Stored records
* * *
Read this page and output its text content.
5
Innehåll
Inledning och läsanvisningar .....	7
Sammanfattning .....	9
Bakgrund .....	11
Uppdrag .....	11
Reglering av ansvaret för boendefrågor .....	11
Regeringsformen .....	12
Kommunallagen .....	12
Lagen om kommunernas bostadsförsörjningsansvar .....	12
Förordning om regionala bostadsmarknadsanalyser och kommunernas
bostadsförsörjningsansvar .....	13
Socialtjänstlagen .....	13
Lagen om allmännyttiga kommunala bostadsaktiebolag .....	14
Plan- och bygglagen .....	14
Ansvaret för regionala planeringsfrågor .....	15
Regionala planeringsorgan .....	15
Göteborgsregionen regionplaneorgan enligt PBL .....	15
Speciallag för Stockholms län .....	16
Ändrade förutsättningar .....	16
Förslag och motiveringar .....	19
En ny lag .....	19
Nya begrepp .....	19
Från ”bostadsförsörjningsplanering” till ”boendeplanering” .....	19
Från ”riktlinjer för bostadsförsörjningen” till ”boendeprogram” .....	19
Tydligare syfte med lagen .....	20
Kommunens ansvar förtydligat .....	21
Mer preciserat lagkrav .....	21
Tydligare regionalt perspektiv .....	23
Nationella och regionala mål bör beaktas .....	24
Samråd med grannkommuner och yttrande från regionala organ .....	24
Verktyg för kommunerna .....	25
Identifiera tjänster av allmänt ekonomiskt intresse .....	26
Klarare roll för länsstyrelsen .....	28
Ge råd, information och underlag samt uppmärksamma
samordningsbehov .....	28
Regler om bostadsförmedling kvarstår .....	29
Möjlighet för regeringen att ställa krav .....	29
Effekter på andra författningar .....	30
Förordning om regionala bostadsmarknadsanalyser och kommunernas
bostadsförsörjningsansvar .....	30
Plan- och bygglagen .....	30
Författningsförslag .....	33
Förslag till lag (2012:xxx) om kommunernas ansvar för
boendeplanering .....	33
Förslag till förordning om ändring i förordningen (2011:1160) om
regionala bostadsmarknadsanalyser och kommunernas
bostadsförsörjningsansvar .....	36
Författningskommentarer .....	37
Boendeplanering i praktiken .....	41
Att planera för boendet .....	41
* * *
WORK REQUIRED
Return the whole listing exactly, with every line included.

ANSWER FOR THE TASK
Read this page and output its text content.
5
Innehåll
Inledning och läsanvisningar .....	7
Sammanfattning .....	9
Bakgrund .....	11
Uppdrag .....	11
Reglering av ansvaret för boendefrågor .....	11
Regeringsformen .....	12
Kommunallagen .....	12
Lagen om kommunernas bostadsförsörjningsansvar .....	12
Förordning om regionala bostadsmarknadsanalyser och kommunernas
bostadsförsörjningsansvar .....	13
Socialtjänstlagen .....	13
Lagen om allmännyttiga kommunala bostadsaktiebolag .....	14
Plan- och bygglagen .....	14
Ansvaret för regionala planeringsfrågor .....	15
Regionala planeringsorgan .....	15
Göteborgsregionen regionplaneorgan enligt PBL .....	15
Speciallag för Stockholms län .....	16
Ändrade förutsättningar .....	16
Förslag och motiveringar .....	19
En ny lag .....	19
Nya begrepp .....	19
Från ”bostadsförsörjningsplanering” till ”boendeplanering” .....	19
Från ”riktlinjer för bostadsförsörjningen” till ”boendeprogram” .....	19
Tydligare syfte med lagen .....	20
Kommunens ansvar förtydligat .....	21
Mer preciserat lagkrav .....	21
Tydligare regionalt perspektiv .....	23
Nationella och regionala mål bör beaktas .....	24
Samråd med grannkommuner och yttrande från regionala organ .....	24
Verktyg för kommunerna .....	25
Identifiera tjänster av allmänt ekonomiskt intresse .....	26
Klarare roll för länsstyrelsen .....	28
Ge råd, information och underlag samt uppmärksamma
samordningsbehov .....	28
Regler om bostadsförmedling kvarstår .....	29
Möjlighet för regeringen att ställa krav .....	29
Effekter på andra författningar .....	30
Förordning om regionala bostadsmarknadsanalyser och kommunernas
bostadsförsörjningsansvar .....	30
Plan- och bygglagen .....	30
Författningsförslag .....	33
Förslag till lag (2012:xxx) om kommunernas ansvar för
boendeplanering .....	33
Förslag till förordning om ändring i förordningen (2011:1160) om
regionala bostadsmarknadsanalyser och kommunernas
bostadsförsörjningsansvar .....	36
Författningskommentarer .....	37
Boendeplanering i praktiken .....	41
Att planera för boendet .....	41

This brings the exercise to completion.